• [Aim of the task] Gather from the material every line that contains the string "convert".

━━━━━━━━━━

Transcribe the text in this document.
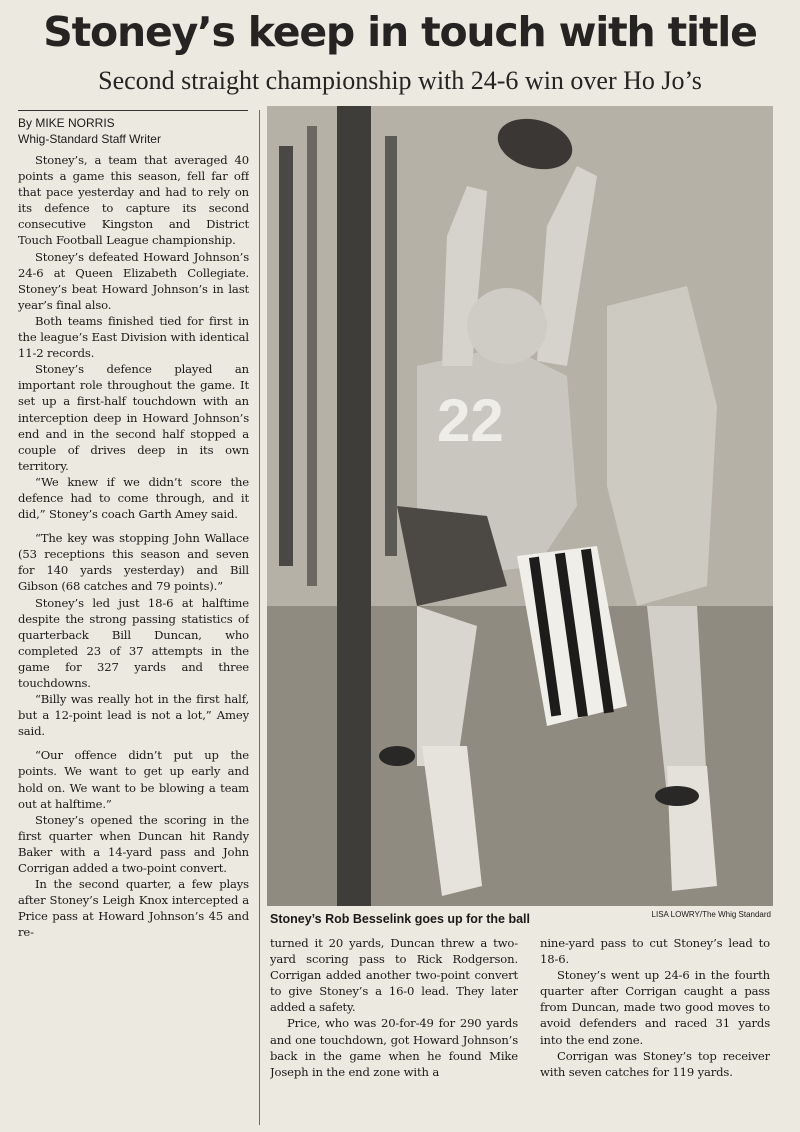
Stoney’s keep in touch with title
Second straight championship with 24-6 win over Ho Jo’s
By MIKE NORRIS
Whig-Standard Staff Writer

Stoney’s, a team that averaged 40 points a game this season, fell far off that pace yesterday and had to rely on its defence to capture its second consecutive Kingston and District Touch Football League championship.

Stoney’s defeated Howard Johnson’s 24-6 at Queen Elizabeth Collegiate. Stoney’s beat Howard Johnson’s in last year’s final also.

Both teams finished tied for first in the league’s East Division with identical 11-2 records.

Stoney’s defence played an important role throughout the game. It set up a first-half touchdown with an interception deep in Howard Johnson’s end and in the second half stopped a couple of drives deep in its own territory.

“We knew if we didn’t score the defence had to come through, and it did,” Stoney’s coach Garth Amey said.

“The key was stopping John Wallace (53 receptions this season and seven for 140 yards yesterday) and Bill Gibson (68 catches and 79 points).”

Stoney’s led just 18-6 at halftime despite the strong passing statistics of quarterback Bill Duncan, who completed 23 of 37 attempts in the game for 327 yards and three touchdowns.

“Billy was really hot in the first half, but a 12-point lead is not a lot,” Amey said.

“Our offence didn’t put up the points. We want to get up early and hold on. We want to be blowing a team out at halftime.”

Stoney’s opened the scoring in the first quarter when Duncan hit Randy Baker with a 14-yard pass and John Corrigan added a two-point convert.

In the second quarter, a few plays after Stoney’s Leigh Knox intercepted a Price pass at Howard Johnson’s 45 and re-

22
Stoney’s Rob Besselink goes up for the ball	LISA LOWRY/The Whig Standard

turned it 20 yards, Duncan threw a two-yard scoring pass to Rick Rodgerson. Corrigan added another two-point convert to give Stoney’s a 16-0 lead. They later added a safety.

Price, who was 20-for-49 for 290 yards and one touchdown, got Howard Johnson’s back in the game when he found Mike Joseph in the end zone with a

nine-yard pass to cut Stoney’s lead to 18-6.

Stoney’s went up 24-6 in the fourth quarter after Corrigan caught a pass from Duncan, made two good moves to avoid defenders and raced 31 yards into the end zone.

Corrigan was Stoney’s top receiver with seven catches for 119 yards.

━━━━━━━━━━

• [Exercise solution]
Stoney’s opened the scoring in the first quarter when Duncan hit Randy Baker with a 14-yard pass and John Corrigan added a two-point convert.
turned it 20 yards, Duncan threw a two-yard scoring pass to Rick Rodgerson. Corrigan added another two-point convert to give Stoney’s a 16-0 lead. They later added a safety.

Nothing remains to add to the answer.